> **DATA SHOWN**

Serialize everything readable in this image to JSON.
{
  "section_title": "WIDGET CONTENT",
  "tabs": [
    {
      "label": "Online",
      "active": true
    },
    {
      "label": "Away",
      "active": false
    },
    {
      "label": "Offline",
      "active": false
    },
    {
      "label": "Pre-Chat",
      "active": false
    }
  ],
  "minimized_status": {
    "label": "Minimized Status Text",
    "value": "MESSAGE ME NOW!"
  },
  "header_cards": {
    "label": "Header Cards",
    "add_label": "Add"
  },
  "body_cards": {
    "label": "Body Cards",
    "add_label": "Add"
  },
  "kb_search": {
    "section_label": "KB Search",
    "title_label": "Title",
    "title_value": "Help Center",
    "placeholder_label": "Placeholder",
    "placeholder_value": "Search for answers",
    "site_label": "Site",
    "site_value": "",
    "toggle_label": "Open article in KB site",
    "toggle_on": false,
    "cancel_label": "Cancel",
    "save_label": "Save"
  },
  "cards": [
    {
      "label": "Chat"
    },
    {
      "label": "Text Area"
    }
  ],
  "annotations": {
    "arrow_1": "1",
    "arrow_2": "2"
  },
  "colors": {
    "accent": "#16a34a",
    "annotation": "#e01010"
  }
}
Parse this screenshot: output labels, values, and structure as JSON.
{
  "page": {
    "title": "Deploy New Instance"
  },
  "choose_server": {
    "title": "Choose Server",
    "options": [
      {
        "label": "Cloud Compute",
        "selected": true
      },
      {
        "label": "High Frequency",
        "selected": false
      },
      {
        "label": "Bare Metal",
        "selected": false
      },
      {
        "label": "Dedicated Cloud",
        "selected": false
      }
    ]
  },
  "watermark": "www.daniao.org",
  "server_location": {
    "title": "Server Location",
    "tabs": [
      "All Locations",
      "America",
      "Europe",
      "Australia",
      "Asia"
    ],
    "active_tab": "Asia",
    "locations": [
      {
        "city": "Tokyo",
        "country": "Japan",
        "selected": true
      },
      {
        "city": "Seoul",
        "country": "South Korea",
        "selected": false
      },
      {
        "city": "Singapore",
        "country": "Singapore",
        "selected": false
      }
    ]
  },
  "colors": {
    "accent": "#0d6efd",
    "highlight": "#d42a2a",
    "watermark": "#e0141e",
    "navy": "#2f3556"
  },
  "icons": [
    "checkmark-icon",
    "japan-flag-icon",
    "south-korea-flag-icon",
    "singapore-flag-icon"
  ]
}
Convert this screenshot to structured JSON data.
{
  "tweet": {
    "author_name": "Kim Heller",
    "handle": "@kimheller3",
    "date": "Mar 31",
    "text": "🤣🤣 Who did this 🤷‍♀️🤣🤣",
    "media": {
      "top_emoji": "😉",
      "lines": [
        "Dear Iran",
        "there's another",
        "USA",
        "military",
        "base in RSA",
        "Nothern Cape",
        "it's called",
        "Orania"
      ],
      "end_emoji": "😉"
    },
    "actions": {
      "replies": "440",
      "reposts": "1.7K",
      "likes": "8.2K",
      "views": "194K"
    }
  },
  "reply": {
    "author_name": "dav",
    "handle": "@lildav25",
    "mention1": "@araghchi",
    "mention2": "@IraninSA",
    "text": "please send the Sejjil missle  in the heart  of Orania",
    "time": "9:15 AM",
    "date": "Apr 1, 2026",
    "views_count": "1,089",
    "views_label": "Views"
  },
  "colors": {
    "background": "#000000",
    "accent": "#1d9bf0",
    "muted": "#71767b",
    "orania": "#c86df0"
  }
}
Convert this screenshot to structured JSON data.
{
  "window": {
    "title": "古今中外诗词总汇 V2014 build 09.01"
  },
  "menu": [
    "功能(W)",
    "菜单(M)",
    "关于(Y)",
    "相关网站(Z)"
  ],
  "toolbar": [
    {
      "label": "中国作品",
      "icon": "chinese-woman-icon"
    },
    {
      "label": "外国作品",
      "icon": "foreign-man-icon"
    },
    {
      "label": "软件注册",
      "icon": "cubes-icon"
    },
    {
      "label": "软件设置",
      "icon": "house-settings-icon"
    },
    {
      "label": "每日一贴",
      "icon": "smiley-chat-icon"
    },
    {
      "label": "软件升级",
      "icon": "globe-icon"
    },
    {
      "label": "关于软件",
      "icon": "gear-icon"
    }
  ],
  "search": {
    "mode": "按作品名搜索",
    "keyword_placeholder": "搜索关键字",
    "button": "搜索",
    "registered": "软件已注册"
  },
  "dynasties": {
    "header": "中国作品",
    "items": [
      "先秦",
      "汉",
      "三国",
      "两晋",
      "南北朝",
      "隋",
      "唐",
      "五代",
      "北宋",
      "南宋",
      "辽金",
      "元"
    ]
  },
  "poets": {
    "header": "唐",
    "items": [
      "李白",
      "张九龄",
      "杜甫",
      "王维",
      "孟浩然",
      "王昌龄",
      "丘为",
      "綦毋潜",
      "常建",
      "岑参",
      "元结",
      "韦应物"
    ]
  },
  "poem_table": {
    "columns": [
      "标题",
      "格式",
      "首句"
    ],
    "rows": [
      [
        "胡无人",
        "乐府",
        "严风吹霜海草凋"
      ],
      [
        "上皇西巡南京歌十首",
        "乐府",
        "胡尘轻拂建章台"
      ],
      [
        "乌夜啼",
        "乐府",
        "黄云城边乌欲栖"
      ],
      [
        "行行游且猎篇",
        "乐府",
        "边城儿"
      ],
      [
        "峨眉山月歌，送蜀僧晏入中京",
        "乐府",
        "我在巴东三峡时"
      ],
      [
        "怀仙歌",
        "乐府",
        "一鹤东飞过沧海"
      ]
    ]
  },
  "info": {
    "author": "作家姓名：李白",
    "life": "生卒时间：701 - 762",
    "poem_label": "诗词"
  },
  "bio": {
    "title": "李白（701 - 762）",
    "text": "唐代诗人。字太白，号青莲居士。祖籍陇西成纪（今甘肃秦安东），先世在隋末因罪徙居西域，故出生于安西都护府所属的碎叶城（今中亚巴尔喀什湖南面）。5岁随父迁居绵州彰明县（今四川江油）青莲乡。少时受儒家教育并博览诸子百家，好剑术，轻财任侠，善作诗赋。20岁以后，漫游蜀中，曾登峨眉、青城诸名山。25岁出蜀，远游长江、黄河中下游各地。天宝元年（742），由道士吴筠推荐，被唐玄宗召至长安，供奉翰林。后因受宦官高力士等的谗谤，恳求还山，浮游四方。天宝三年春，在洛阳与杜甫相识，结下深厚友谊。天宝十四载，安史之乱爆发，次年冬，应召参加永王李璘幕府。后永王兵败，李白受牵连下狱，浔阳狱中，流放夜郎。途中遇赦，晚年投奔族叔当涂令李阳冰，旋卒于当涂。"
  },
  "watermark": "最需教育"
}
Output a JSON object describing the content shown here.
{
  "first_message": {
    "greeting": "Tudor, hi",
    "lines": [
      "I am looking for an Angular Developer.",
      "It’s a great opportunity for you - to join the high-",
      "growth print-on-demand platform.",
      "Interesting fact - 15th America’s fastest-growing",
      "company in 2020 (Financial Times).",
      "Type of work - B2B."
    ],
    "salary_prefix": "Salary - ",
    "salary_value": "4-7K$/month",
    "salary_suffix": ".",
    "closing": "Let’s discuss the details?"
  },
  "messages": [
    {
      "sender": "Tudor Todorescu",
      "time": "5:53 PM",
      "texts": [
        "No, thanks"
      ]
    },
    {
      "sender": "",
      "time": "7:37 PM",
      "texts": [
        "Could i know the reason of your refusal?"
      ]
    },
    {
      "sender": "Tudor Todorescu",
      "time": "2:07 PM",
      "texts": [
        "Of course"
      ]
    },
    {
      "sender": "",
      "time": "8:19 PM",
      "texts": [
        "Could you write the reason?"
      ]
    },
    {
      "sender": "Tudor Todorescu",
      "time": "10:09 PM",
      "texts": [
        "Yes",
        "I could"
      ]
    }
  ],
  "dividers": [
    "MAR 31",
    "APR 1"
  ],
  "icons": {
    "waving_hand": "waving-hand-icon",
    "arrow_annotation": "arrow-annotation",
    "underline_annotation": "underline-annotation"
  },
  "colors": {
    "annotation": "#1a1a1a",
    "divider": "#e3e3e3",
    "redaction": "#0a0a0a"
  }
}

> **TASK DETAILS**
Go through the listing above and pull out each line containing the word "watermark".

> **EXERCISE SOLUTION**
  "watermark": "www.daniao.org",
    "watermark": "#e0141e",
  "watermark": "最需教育"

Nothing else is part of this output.